* [Data extract]:
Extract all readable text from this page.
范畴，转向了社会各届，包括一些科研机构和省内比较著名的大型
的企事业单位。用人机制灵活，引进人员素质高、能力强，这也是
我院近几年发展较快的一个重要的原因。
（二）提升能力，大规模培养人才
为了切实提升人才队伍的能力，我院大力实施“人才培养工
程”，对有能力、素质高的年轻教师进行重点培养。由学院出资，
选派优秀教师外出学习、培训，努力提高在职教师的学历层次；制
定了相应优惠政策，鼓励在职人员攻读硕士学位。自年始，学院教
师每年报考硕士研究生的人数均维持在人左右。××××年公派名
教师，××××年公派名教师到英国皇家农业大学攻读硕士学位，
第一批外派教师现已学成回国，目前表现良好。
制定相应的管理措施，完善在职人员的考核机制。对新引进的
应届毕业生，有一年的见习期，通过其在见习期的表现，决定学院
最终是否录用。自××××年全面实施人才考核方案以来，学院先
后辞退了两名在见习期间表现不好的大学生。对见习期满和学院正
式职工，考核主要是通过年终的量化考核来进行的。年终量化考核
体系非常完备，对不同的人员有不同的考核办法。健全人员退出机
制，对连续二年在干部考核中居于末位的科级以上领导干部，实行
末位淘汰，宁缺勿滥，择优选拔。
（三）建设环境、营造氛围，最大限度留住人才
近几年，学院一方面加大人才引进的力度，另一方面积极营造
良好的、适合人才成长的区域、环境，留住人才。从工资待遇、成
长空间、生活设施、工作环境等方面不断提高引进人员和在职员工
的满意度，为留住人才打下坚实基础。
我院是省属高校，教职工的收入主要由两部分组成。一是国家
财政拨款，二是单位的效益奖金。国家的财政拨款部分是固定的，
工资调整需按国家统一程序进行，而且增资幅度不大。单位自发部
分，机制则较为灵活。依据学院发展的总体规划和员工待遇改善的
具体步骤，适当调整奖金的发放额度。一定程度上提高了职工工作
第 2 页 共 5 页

* [Directions for this task]:
Quote the whole listing above, leaving nothing out.

* [Completed task]:
Extract all readable text from this page.
范畴，转向了社会各届，包括一些科研机构和省内比较著名的大型
的企事业单位。用人机制灵活，引进人员素质高、能力强，这也是
我院近几年发展较快的一个重要的原因。
（二）提升能力，大规模培养人才
为了切实提升人才队伍的能力，我院大力实施“人才培养工
程”，对有能力、素质高的年轻教师进行重点培养。由学院出资，
选派优秀教师外出学习、培训，努力提高在职教师的学历层次；制
定了相应优惠政策，鼓励在职人员攻读硕士学位。自年始，学院教
师每年报考硕士研究生的人数均维持在人左右。××××年公派名
教师，××××年公派名教师到英国皇家农业大学攻读硕士学位，
第一批外派教师现已学成回国，目前表现良好。
制定相应的管理措施，完善在职人员的考核机制。对新引进的
应届毕业生，有一年的见习期，通过其在见习期的表现，决定学院
最终是否录用。自××××年全面实施人才考核方案以来，学院先
后辞退了两名在见习期间表现不好的大学生。对见习期满和学院正
式职工，考核主要是通过年终的量化考核来进行的。年终量化考核
体系非常完备，对不同的人员有不同的考核办法。健全人员退出机
制，对连续二年在干部考核中居于末位的科级以上领导干部，实行
末位淘汰，宁缺勿滥，择优选拔。
（三）建设环境、营造氛围，最大限度留住人才
近几年，学院一方面加大人才引进的力度，另一方面积极营造
良好的、适合人才成长的区域、环境，留住人才。从工资待遇、成
长空间、生活设施、工作环境等方面不断提高引进人员和在职员工
的满意度，为留住人才打下坚实基础。
我院是省属高校，教职工的收入主要由两部分组成。一是国家
财政拨款，二是单位的效益奖金。国家的财政拨款部分是固定的，
工资调整需按国家统一程序进行，而且增资幅度不大。单位自发部
分，机制则较为灵活。依据学院发展的总体规划和员工待遇改善的
具体步骤，适当调整奖金的发放额度。一定程度上提高了职工工作
第 2 页 共 5 页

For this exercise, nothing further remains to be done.